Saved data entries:
.....

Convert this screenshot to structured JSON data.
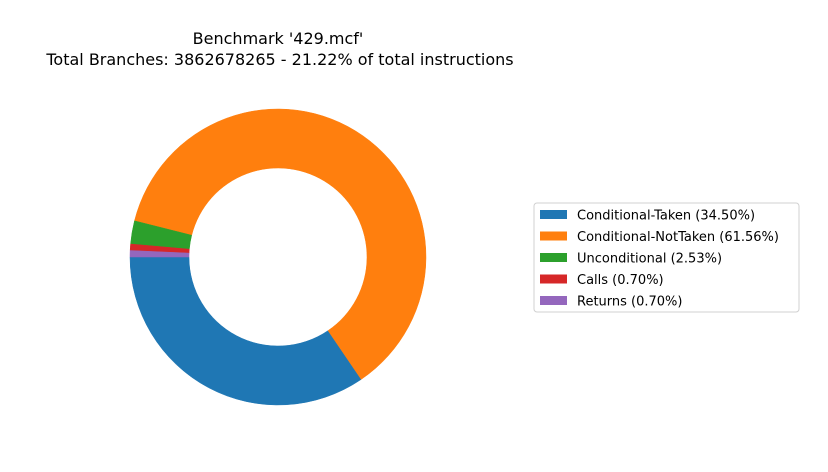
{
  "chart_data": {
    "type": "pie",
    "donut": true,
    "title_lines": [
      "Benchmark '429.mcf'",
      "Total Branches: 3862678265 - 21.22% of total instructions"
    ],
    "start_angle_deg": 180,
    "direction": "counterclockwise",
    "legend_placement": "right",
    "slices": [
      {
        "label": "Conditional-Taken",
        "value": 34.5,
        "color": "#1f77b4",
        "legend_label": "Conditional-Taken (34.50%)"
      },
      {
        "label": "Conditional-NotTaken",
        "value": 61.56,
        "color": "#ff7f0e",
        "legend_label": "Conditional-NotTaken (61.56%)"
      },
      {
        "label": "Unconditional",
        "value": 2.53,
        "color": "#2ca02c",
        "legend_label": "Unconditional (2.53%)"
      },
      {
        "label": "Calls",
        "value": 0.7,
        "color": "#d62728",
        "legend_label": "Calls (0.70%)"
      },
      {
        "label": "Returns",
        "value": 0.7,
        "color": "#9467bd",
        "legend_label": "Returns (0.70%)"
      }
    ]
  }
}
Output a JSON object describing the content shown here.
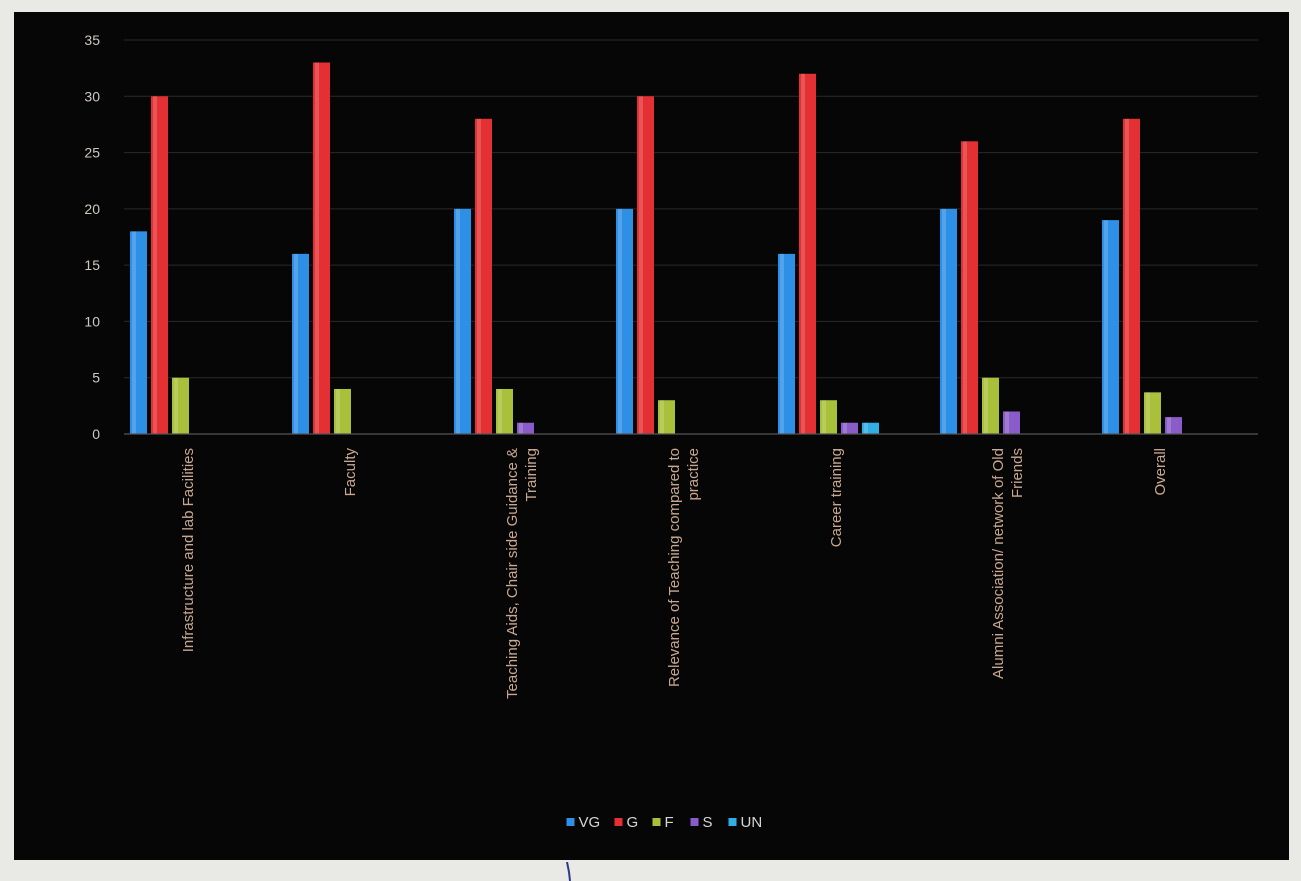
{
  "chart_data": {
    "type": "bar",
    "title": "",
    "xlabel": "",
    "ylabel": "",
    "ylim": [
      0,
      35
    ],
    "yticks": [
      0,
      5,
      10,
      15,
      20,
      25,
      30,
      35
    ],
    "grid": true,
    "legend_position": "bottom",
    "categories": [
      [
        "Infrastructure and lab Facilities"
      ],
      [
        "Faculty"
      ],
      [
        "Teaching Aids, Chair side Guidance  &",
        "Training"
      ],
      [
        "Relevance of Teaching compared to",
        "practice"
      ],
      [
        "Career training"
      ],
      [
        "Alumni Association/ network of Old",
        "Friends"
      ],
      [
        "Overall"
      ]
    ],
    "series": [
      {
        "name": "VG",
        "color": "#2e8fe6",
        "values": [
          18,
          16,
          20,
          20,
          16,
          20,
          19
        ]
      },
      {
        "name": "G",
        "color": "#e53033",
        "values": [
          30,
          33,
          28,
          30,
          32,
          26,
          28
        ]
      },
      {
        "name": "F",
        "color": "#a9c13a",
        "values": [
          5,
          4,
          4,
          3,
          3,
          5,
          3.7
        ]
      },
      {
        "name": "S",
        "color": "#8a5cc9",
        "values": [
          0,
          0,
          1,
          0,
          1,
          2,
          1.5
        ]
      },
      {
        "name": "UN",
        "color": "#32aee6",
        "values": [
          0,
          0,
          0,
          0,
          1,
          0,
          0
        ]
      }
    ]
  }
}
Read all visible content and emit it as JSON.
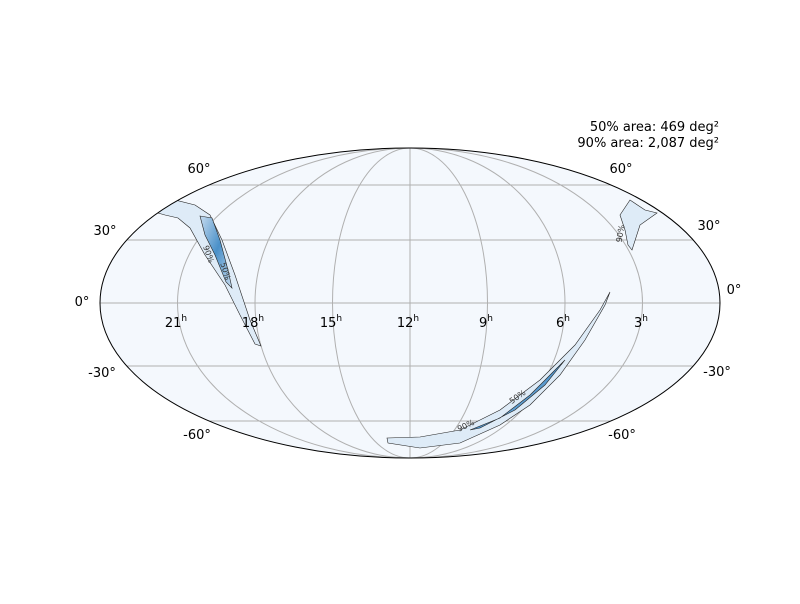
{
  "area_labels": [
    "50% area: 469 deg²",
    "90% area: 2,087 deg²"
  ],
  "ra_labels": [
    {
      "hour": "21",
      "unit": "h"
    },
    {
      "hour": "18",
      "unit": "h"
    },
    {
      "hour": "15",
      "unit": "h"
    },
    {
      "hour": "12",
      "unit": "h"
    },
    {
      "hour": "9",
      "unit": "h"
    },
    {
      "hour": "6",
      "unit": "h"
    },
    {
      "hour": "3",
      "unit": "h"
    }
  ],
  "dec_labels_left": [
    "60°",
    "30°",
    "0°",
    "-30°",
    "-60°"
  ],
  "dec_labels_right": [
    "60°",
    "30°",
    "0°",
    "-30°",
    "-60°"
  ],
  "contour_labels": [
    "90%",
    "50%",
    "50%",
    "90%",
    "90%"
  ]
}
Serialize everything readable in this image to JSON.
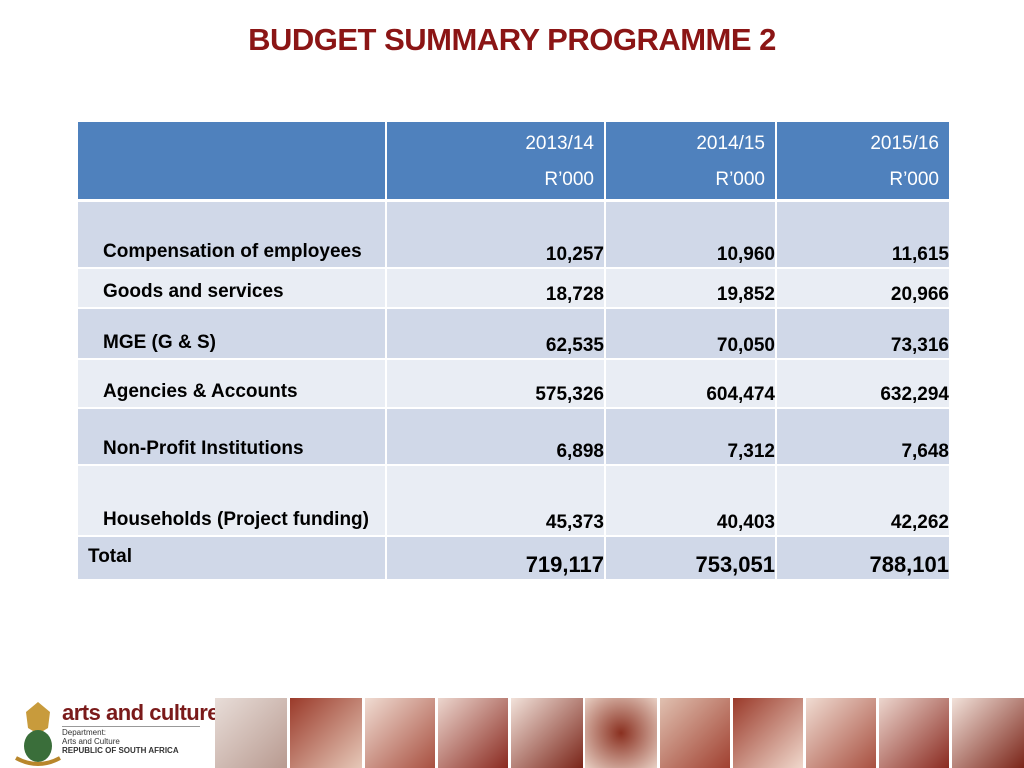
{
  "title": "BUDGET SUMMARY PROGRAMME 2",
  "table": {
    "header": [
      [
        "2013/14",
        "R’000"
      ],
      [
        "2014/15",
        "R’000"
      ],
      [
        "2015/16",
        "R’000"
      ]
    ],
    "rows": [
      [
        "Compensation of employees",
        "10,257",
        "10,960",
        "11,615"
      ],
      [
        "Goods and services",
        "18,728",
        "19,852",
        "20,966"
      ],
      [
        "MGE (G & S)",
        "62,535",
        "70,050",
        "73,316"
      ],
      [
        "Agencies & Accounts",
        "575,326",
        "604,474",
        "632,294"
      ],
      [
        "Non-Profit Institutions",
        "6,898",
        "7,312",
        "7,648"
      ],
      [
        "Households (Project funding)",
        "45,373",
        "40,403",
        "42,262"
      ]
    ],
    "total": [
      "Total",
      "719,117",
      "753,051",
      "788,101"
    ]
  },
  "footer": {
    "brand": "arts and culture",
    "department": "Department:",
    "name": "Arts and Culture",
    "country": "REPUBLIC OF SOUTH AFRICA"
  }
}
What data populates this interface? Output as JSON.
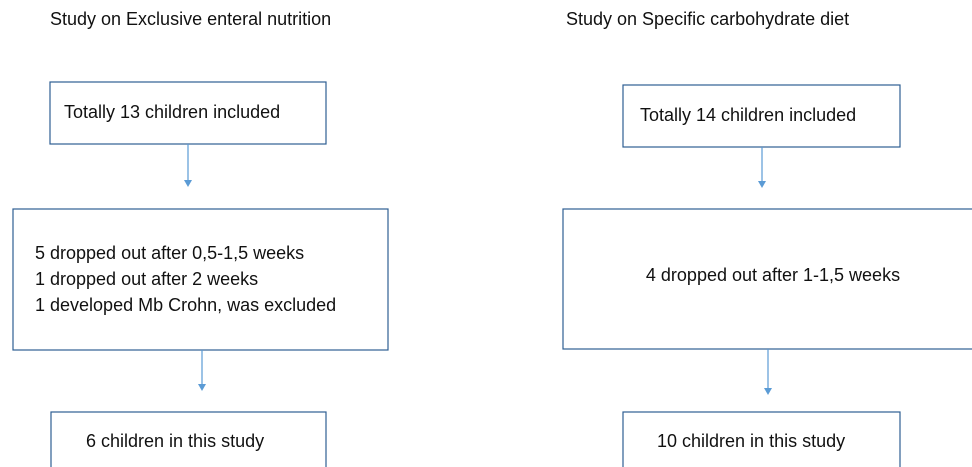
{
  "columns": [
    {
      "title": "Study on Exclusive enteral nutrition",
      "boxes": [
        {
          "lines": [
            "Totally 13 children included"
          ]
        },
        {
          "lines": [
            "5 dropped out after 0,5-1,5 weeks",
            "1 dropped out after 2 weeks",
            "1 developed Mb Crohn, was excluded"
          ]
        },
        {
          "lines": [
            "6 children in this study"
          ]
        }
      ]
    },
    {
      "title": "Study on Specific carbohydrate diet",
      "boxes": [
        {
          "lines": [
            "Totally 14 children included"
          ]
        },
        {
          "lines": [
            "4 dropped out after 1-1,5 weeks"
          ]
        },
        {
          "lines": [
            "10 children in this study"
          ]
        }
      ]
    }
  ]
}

.....

**Do this**
Determine how many lines of the entries above carry the string "dropped", and give that number alone.

**Right answer**
3